[EXERCISE GOAL]: Gather all lines in the records below that include the word "Second".
## Begin DATA SUPPLIED
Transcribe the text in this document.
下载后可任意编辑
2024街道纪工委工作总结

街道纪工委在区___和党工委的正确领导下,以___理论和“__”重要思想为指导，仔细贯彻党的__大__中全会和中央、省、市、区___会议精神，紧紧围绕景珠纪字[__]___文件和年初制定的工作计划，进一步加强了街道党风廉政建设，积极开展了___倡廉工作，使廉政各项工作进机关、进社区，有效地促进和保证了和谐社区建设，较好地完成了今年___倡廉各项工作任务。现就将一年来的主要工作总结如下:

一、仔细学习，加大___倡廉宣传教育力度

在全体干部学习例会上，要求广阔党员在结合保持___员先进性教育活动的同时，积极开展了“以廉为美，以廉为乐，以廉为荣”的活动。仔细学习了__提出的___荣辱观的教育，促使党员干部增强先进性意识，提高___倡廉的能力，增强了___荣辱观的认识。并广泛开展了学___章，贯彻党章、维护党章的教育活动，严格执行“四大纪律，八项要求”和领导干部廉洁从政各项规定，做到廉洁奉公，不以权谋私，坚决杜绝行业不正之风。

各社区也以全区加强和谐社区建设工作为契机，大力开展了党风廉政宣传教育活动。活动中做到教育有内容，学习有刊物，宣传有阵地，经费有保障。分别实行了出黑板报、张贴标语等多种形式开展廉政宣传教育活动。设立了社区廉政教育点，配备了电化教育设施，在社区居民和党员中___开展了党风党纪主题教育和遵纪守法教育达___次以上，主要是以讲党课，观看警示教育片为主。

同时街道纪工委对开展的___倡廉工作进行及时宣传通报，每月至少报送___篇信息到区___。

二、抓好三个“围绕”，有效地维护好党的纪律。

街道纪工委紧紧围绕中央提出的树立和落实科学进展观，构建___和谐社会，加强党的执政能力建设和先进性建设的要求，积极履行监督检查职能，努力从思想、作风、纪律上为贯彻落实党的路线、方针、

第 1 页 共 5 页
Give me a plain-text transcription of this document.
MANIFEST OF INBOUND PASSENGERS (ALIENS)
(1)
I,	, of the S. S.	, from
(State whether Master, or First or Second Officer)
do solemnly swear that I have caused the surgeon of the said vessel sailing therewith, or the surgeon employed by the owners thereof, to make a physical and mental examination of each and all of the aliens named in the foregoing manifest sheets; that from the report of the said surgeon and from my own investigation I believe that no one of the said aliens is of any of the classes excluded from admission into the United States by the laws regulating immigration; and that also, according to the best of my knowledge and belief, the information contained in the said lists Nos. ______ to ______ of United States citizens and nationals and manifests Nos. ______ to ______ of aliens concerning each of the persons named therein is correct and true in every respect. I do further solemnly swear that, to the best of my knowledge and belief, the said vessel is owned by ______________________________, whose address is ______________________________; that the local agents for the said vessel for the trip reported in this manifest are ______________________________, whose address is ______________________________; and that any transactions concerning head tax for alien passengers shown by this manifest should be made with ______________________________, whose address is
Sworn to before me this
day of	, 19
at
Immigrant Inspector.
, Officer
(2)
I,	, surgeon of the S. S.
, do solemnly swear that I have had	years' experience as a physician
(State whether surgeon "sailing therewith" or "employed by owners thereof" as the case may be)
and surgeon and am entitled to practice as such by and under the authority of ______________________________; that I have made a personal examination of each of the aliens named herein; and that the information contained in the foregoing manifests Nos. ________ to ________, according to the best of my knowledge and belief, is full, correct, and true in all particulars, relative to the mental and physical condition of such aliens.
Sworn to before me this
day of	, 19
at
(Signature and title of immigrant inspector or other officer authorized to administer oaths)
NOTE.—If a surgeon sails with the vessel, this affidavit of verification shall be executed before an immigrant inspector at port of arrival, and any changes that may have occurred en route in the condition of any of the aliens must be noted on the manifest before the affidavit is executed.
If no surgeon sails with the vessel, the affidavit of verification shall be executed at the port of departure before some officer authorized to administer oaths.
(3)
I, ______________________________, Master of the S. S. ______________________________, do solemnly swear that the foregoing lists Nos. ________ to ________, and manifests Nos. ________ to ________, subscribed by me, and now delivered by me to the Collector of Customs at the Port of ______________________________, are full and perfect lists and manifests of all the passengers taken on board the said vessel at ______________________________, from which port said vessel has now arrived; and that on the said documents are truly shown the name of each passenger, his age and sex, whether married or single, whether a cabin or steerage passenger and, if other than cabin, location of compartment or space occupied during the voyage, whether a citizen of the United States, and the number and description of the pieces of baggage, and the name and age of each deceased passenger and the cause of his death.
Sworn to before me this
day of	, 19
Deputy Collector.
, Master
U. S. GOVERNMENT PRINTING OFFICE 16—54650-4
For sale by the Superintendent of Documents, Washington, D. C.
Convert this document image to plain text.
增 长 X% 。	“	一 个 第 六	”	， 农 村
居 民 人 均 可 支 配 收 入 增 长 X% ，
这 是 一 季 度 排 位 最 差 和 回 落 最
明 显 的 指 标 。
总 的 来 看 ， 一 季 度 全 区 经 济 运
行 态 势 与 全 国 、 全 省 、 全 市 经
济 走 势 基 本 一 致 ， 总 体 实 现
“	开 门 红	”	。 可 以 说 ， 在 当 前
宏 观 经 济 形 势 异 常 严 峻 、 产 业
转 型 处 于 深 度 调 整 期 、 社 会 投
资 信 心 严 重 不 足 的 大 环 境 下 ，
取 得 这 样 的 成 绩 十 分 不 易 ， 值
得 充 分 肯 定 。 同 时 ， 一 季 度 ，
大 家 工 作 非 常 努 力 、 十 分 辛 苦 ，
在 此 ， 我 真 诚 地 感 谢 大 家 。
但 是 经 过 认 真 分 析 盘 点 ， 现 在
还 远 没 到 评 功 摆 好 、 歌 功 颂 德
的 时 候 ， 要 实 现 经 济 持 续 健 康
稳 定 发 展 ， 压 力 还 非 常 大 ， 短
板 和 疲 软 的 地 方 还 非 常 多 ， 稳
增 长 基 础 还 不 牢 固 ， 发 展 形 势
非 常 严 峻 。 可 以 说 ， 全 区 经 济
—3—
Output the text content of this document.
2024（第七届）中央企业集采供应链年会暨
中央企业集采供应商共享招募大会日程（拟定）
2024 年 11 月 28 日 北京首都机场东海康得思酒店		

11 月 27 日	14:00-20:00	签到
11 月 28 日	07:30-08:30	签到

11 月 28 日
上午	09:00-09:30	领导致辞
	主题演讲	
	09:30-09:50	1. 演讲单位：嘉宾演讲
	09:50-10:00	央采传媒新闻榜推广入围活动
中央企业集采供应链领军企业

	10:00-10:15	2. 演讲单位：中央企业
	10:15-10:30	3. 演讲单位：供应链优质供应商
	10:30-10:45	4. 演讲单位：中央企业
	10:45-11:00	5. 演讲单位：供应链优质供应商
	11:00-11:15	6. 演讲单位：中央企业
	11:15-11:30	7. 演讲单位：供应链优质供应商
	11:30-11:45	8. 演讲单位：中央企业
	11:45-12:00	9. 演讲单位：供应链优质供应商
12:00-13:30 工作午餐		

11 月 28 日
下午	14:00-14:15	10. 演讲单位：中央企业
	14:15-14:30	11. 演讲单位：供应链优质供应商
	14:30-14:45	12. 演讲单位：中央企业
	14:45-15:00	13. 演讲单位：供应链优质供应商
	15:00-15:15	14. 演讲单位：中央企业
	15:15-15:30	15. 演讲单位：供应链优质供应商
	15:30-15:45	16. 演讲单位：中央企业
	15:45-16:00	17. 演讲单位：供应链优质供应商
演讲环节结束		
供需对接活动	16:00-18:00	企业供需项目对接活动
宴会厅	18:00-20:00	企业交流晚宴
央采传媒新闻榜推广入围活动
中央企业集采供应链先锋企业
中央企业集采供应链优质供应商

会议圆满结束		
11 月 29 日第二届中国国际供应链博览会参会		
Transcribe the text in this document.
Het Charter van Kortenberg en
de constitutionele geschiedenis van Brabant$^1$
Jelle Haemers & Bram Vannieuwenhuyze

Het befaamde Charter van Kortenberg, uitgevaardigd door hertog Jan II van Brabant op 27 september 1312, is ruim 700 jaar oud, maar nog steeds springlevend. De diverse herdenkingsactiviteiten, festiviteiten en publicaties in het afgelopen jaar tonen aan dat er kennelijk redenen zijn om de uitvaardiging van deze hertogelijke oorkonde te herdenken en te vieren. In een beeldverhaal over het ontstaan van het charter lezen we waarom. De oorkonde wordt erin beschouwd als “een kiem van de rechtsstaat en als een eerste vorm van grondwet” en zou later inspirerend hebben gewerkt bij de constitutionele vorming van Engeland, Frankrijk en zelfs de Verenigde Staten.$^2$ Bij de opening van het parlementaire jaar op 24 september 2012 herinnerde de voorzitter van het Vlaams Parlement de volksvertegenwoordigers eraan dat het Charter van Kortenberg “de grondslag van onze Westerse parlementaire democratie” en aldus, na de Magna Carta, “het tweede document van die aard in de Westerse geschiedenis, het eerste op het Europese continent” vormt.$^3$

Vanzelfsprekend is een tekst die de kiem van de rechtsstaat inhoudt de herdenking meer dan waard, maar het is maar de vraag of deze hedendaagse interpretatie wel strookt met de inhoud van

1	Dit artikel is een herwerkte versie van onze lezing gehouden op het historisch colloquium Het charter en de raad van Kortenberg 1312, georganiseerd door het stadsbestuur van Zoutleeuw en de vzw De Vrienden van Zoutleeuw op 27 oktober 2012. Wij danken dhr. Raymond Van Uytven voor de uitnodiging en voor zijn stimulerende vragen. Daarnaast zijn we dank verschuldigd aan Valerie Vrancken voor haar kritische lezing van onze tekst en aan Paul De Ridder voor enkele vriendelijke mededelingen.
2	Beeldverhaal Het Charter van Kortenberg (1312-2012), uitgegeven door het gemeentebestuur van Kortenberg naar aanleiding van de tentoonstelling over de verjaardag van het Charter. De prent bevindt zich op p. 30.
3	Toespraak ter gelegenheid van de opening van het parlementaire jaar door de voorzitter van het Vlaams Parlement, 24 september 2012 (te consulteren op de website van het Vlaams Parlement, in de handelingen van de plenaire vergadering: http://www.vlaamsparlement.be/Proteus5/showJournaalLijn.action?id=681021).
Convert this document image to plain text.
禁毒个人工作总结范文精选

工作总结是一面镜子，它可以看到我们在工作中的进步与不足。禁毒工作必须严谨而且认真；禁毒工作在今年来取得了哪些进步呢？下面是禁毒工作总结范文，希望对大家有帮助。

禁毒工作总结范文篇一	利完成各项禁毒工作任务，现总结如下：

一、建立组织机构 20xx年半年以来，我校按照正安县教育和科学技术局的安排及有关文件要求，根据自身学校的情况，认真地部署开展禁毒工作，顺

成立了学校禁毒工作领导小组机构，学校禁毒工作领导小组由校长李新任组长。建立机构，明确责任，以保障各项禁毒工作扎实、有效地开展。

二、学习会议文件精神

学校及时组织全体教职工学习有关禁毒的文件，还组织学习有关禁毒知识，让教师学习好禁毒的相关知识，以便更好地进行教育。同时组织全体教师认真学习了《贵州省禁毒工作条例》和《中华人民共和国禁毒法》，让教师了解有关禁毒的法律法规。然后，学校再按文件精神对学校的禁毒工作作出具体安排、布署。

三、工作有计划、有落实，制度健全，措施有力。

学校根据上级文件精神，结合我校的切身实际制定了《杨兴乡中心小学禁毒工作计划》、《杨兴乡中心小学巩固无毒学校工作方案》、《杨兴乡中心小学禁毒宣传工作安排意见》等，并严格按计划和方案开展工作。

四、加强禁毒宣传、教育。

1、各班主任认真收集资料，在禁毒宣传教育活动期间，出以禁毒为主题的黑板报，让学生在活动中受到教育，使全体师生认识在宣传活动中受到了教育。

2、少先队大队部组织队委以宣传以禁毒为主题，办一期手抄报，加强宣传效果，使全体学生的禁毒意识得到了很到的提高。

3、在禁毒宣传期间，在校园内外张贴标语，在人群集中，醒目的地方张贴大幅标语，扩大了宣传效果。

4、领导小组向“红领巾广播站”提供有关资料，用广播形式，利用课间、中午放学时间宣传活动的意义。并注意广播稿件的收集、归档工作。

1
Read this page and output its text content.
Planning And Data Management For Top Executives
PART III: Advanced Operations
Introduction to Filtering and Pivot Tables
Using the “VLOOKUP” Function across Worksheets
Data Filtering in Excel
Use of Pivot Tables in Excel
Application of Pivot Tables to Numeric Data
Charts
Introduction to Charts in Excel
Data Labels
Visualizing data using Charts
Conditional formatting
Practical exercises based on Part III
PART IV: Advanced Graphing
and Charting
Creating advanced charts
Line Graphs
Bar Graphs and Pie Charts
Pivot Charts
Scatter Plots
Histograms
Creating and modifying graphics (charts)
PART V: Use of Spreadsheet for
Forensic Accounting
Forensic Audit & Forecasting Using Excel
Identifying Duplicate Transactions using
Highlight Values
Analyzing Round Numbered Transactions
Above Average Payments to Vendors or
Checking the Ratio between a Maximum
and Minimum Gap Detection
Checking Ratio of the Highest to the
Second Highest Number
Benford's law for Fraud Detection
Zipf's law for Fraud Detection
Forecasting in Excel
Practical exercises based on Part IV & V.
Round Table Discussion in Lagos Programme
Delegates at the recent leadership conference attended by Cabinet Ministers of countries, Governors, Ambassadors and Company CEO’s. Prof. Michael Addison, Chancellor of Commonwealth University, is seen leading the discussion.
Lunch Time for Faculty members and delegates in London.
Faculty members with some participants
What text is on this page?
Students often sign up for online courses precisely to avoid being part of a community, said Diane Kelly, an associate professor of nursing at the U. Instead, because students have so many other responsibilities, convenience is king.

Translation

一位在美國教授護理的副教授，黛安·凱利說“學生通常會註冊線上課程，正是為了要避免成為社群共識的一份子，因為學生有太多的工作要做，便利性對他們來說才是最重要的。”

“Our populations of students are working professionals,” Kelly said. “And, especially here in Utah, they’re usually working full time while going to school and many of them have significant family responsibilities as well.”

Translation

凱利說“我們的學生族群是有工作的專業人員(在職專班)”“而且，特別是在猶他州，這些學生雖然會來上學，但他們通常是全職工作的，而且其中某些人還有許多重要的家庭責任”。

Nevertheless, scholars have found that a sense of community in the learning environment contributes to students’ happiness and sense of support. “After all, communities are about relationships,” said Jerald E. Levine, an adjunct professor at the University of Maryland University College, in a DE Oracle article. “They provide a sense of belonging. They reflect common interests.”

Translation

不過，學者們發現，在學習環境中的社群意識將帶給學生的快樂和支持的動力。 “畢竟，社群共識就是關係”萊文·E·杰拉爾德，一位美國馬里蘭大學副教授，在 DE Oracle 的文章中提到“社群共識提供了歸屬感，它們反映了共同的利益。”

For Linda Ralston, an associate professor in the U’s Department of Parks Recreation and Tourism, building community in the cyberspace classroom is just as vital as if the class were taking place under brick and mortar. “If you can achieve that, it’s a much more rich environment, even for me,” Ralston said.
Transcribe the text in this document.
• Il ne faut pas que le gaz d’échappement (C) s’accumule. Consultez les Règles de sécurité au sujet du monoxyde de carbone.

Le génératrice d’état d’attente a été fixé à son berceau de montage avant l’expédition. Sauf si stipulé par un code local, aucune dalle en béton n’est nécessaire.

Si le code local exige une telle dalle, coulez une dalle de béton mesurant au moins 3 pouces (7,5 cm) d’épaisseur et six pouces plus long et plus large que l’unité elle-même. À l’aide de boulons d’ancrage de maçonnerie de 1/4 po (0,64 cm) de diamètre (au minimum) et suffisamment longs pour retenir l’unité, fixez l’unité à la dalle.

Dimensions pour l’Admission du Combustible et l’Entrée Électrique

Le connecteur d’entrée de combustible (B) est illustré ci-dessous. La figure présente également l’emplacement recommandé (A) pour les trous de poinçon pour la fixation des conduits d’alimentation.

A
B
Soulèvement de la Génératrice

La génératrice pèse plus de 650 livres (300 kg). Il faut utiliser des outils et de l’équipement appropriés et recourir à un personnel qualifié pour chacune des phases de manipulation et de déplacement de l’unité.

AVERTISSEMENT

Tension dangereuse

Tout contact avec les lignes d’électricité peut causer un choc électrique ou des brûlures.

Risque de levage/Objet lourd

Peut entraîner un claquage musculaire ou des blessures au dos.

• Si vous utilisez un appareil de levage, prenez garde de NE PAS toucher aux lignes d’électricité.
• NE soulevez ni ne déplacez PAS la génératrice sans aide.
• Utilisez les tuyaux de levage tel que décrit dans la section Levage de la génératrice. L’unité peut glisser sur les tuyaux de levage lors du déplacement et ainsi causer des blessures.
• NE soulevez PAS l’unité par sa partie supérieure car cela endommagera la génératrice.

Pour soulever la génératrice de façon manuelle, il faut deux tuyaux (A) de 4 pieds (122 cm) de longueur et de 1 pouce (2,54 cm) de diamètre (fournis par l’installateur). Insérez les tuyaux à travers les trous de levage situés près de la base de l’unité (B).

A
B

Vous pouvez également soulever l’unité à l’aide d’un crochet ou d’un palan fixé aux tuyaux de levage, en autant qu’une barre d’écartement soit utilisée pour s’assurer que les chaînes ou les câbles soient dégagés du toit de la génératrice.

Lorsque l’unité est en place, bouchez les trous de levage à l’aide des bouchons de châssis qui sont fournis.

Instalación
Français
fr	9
## End DATA SUPPLIED
[SOLVED PROBLEM]:
(State whether Master, or First or Second Officer)
Second Highest Number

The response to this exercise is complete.